(Selected text)
Outreach was not required early in my career, but I took advantage of opportunities such as hosting summer students from disadvantaged backgrounds. I did other work in our local community that was not anthropologically based but brought knowledge to the local community. This cannot compare to the outreach young anthropologists are currently doing. I am so happy to see it.
Which professional achievements are you most proud of?
There is no single achievement or award that I’m most proud of. Instead, I’m proud of fighting through decades of imposter syndrome, succeeding professionally, excelling at what I did, and always, always enjoying what I was studying and staying excited about the questions we were asking. But if I must list a few highlights:
- Developing a quantitative method and novel applications of that method that answered fundamental biological questions
- Staring down, rising above, and moving beyond excessive criticism of my morphometric work
- Writing a book with a statistician
- Gaining recurring NIH support
- Discovering new things about how disease-associated mutations affect development
In your opinion, what are the biggest challenges facing women in the biological anthropology community today?
(End Selected text)
(Dataset content)
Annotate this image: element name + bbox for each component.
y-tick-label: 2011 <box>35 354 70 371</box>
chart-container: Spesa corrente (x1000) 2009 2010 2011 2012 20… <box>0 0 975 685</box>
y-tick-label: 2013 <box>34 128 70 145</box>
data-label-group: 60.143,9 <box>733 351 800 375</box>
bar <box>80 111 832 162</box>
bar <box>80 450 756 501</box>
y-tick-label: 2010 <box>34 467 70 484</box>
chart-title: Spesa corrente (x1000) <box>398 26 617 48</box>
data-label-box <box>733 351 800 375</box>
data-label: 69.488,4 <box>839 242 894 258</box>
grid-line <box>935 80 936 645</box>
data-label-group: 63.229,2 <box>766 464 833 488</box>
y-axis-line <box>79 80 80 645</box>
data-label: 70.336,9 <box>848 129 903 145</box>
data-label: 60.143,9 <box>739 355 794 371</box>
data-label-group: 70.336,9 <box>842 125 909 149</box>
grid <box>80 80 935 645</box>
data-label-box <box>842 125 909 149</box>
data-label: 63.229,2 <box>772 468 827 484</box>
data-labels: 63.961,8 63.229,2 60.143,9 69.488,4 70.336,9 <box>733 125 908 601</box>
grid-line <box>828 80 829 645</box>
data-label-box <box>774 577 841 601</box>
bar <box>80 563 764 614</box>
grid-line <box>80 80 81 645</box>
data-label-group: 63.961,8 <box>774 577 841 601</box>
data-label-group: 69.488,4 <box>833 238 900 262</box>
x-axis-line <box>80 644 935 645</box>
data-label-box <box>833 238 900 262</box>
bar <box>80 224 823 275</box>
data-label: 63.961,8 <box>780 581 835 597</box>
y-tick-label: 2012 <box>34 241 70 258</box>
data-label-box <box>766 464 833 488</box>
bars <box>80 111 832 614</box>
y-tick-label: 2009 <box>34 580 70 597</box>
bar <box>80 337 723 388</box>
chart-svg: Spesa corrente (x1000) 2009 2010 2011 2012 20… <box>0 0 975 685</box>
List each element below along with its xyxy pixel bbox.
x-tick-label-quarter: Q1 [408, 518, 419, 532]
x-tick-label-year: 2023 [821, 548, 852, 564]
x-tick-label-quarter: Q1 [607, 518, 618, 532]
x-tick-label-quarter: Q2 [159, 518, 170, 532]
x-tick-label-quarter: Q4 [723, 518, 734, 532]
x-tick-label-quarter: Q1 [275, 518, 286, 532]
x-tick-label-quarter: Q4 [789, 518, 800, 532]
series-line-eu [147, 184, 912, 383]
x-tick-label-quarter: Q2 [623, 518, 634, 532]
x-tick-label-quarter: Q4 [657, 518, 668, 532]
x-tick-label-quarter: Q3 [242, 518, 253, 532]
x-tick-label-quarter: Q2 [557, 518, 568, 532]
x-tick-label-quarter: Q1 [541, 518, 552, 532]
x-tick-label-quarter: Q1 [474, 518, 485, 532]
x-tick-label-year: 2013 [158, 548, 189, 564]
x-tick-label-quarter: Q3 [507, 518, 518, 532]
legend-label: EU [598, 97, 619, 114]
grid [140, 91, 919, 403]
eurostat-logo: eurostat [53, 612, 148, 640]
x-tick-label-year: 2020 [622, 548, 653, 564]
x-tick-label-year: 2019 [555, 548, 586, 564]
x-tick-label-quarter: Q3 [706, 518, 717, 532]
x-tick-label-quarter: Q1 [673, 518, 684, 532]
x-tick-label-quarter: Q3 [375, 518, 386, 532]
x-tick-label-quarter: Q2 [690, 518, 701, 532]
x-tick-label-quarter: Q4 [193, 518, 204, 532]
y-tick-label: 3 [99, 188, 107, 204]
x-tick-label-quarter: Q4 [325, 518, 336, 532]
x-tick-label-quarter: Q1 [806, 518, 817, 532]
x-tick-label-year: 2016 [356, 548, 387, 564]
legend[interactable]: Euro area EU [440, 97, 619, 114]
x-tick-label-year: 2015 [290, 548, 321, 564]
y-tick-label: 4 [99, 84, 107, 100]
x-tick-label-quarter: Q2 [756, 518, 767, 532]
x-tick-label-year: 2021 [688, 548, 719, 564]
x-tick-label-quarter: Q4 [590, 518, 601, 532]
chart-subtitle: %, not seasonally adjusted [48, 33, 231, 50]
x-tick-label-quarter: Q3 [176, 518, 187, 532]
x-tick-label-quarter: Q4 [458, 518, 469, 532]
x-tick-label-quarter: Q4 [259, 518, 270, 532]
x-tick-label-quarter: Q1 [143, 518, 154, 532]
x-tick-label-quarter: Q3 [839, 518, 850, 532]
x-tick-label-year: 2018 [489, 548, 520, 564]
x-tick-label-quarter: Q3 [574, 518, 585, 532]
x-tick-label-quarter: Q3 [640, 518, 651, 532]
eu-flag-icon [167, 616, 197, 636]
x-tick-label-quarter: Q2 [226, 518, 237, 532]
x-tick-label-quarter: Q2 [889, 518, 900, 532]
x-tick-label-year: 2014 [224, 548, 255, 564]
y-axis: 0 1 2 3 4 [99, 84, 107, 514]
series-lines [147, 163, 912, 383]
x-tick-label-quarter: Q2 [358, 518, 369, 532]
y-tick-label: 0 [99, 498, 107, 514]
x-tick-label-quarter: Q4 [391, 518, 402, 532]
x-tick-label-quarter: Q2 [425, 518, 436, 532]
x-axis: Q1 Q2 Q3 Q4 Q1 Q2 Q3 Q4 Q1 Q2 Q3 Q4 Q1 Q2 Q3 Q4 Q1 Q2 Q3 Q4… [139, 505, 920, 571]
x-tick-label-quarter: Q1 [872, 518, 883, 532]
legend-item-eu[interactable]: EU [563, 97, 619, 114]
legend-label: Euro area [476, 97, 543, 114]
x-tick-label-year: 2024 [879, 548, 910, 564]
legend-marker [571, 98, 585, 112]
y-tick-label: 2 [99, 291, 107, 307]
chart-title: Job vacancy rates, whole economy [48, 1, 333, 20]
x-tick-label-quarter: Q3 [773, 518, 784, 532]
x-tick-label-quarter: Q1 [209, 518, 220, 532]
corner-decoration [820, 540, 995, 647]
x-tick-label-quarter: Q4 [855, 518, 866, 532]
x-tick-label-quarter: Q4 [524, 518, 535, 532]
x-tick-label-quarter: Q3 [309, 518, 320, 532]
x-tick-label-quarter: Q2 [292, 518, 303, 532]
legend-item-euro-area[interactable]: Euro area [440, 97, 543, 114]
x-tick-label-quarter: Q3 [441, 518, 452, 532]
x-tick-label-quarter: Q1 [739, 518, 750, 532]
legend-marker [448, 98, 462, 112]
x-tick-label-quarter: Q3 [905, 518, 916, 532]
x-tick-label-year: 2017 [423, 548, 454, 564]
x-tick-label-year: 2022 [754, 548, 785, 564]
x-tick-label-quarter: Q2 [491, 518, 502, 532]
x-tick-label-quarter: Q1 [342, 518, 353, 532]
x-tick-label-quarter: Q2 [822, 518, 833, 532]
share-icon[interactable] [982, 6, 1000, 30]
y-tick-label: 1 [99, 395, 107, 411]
(End Dataset content)
◆ Exercises:
1. List the highlights the speaker names as professional achievements in the interview excerpt.
2. Shorten the paragraph of the interview excerpt that begins "Outreach was not required early in my career" while keeping its main facts.
3. Copy the interview excerpt word for word from "There is no" to "anthropology community today?".

◆ Solutions to the problems:
1.
- Developing a quantitative method and novel applications of that method that answered fundamental biological questions
- Staring down, rising above, and moving beyond excessive criticism of my morphometric work
- Writing a book with a statistician
- Gaining recurring NIH support
- Discovering new things about how disease-associated mutations affect development

2. Though outreach wasn't required early in my career, I hosted summer students from disadvantaged backgrounds and did other, non-anthropological work that brought knowledge to my local community. That can't compare to the outreach young anthropologists do now, which I'm very happy to see.

3.
There is no single achievement or award that I’m most proud of. Instead, I’m proud of fighting through decades of imposter syndrome, succeeding professionally, excelling at what I did, and always, always enjoying what I was studying and staying excited about the questions we were asking. But if I must list a few highlights:
- Developing a quantitative method and novel applications of that method that answered fundamental biological questions
- Staring down, rising above, and moving beyond excessive criticism of my morphometric work
- Writing a book with a statistician
- Gaining recurring NIH support
- Discovering new things about how disease-associated mutations affect development
In your opinion, what are the biggest challenges facing women in the biological anthropology community today?